Record excerpts:

+++

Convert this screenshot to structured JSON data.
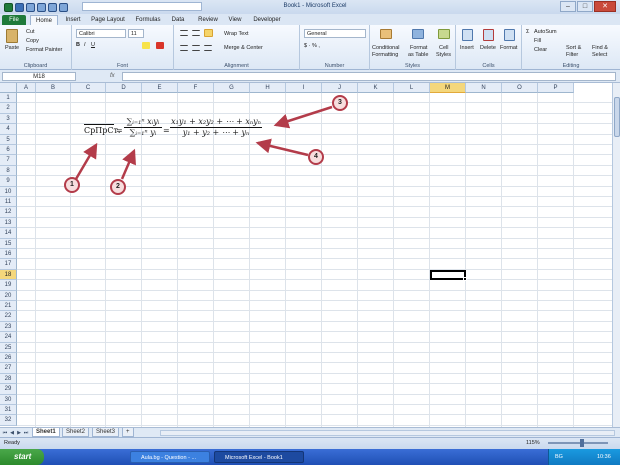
{
  "window": {
    "title": "Book1 - Microsoft Excel",
    "minimize": "–",
    "maximize": "□",
    "close": "✕"
  },
  "ribbon_tabs": [
    "File",
    "Home",
    "Insert",
    "Page Layout",
    "Formulas",
    "Data",
    "Review",
    "View",
    "Developer"
  ],
  "ribbon": {
    "clipboard": {
      "paste": "Paste",
      "cut": "Cut",
      "copy": "Copy",
      "format_painter": "Format Painter",
      "label": "Clipboard"
    },
    "font": {
      "family": "Calibri",
      "size": "11",
      "label": "Font"
    },
    "alignment": {
      "wrap_text": "Wrap Text",
      "merge_center": "Merge & Center",
      "label": "Alignment"
    },
    "number": {
      "format": "General",
      "label": "Number"
    },
    "styles": {
      "conditional": "Conditional",
      "formatting": "Formatting",
      "format_as": "Format",
      "as_table": "as Table",
      "cell": "Cell",
      "styles_btn": "Styles",
      "label": "Styles"
    },
    "cells": {
      "insert": "Insert",
      "delete": "Delete",
      "format": "Format",
      "label": "Cells"
    },
    "editing": {
      "autosum": "AutoSum",
      "fill": "Fill",
      "clear": "Clear",
      "sort": "Sort &",
      "filter": "Filter",
      "find": "Find &",
      "select": "Select",
      "label": "Editing"
    }
  },
  "formula_bar": {
    "name_box": "M18",
    "fx": "fx",
    "value": ""
  },
  "grid": {
    "columns": [
      "A",
      "B",
      "C",
      "D",
      "E",
      "F",
      "G",
      "H",
      "I",
      "J",
      "K",
      "L",
      "M",
      "N",
      "O",
      "P"
    ],
    "rows": [
      "1",
      "2",
      "3",
      "4",
      "5",
      "6",
      "7",
      "8",
      "9",
      "10",
      "11",
      "12",
      "13",
      "14",
      "15",
      "16",
      "17",
      "18",
      "19",
      "20",
      "21",
      "22",
      "23",
      "24",
      "25",
      "26",
      "27",
      "28",
      "29",
      "30",
      "31",
      "32"
    ],
    "selected_column": "M",
    "selected_row": "18"
  },
  "equation": {
    "lhs": "СрПрСт.",
    "eq1": "=",
    "sum_num": "∑ᵢ₌₁ⁿ xᵢyᵢ",
    "sum_den": "∑ᵢ₌₁ⁿ yᵢ",
    "eq2": "=",
    "exp_num": "x₁y₁ + x₂y₂ + ⋯ + xₙyₙ",
    "exp_den": "y₁ + y₂ + ⋯ + yₙ"
  },
  "callouts": [
    "1",
    "2",
    "3",
    "4"
  ],
  "callout_color": "#b33c4a",
  "sheets": {
    "tabs": [
      "Sheet1",
      "Sheet2",
      "Sheet3"
    ],
    "active": "Sheet1"
  },
  "status": {
    "ready": "Ready",
    "zoom": "115%"
  },
  "taskbar": {
    "start": "start",
    "tasks": [
      "Aula.bg - Question - ...",
      "Microsoft Excel - Book1"
    ],
    "lang": "BG",
    "time": "10:36"
  }
}
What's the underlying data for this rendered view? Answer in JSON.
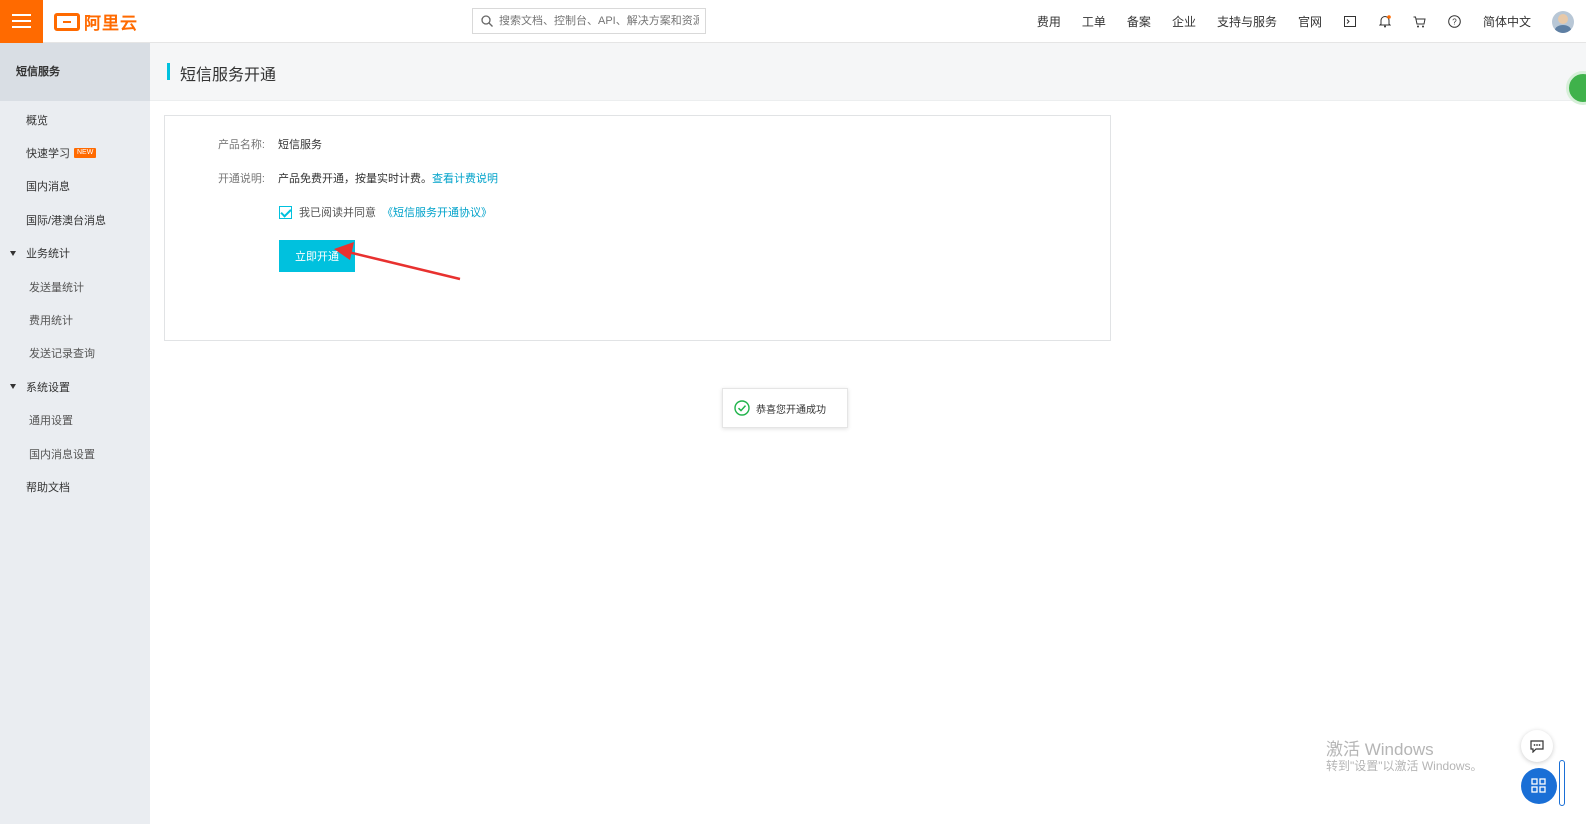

+++

What this task involves: Transcribe every record above exactly, leaving out the pictures.

The output:
Convert this screenshot to structured JSON data.
{
  "window": {
    "title": "Book1 - Microsoft Excel",
    "minimize": "–",
    "maximize": "□",
    "close": "✕"
  },
  "ribbon_tabs": [
    "File",
    "Home",
    "Insert",
    "Page Layout",
    "Formulas",
    "Data",
    "Review",
    "View",
    "Developer"
  ],
  "ribbon": {
    "clipboard": {
      "paste": "Paste",
      "cut": "Cut",
      "copy": "Copy",
      "format_painter": "Format Painter",
      "label": "Clipboard"
    },
    "font": {
      "family": "Calibri",
      "size": "11",
      "label": "Font"
    },
    "alignment": {
      "wrap_text": "Wrap Text",
      "merge_center": "Merge & Center",
      "label": "Alignment"
    },
    "number": {
      "format": "General",
      "label": "Number"
    },
    "styles": {
      "conditional": "Conditional",
      "formatting": "Formatting",
      "format_as": "Format",
      "as_table": "as Table",
      "cell": "Cell",
      "styles_btn": "Styles",
      "label": "Styles"
    },
    "cells": {
      "insert": "Insert",
      "delete": "Delete",
      "format": "Format",
      "label": "Cells"
    },
    "editing": {
      "autosum": "AutoSum",
      "fill": "Fill",
      "clear": "Clear",
      "sort": "Sort &",
      "filter": "Filter",
      "find": "Find &",
      "select": "Select",
      "label": "Editing"
    }
  },
  "formula_bar": {
    "name_box": "M18",
    "fx": "fx",
    "value": ""
  },
  "grid": {
    "columns": [
      "A",
      "B",
      "C",
      "D",
      "E",
      "F",
      "G",
      "H",
      "I",
      "J",
      "K",
      "L",
      "M",
      "N",
      "O",
      "P"
    ],
    "rows": [
      "1",
      "2",
      "3",
      "4",
      "5",
      "6",
      "7",
      "8",
      "9",
      "10",
      "11",
      "12",
      "13",
      "14",
      "15",
      "16",
      "17",
      "18",
      "19",
      "20",
      "21",
      "22",
      "23",
      "24",
      "25",
      "26",
      "27",
      "28",
      "29",
      "30",
      "31",
      "32"
    ],
    "selected_column": "M",
    "selected_row": "18"
  },
  "equation": {
    "lhs": "СрПрСт.",
    "eq1": "=",
    "sum_num": "∑ᵢ₌₁ⁿ xᵢyᵢ",
    "sum_den": "∑ᵢ₌₁ⁿ yᵢ",
    "eq2": "=",
    "exp_num": "x₁y₁ + x₂y₂ + ⋯ + xₙyₙ",
    "exp_den": "y₁ + y₂ + ⋯ + yₙ"
  },
  "callouts": [
    "1",
    "2",
    "3",
    "4"
  ],
  "callout_color": "#b33c4a",
  "sheets": {
    "tabs": [
      "Sheet1",
      "Sheet2",
      "Sheet3"
    ],
    "active": "Sheet1"
  },
  "status": {
    "ready": "Ready",
    "zoom": "115%"
  },
  "taskbar": {
    "start": "start",
    "tasks": [
      "Aula.bg - Question - ...",
      "Microsoft Excel - Book1"
    ],
    "lang": "BG",
    "time": "10:36"
  }
}
What's the underlying data for this rendered view? Answer in JSON.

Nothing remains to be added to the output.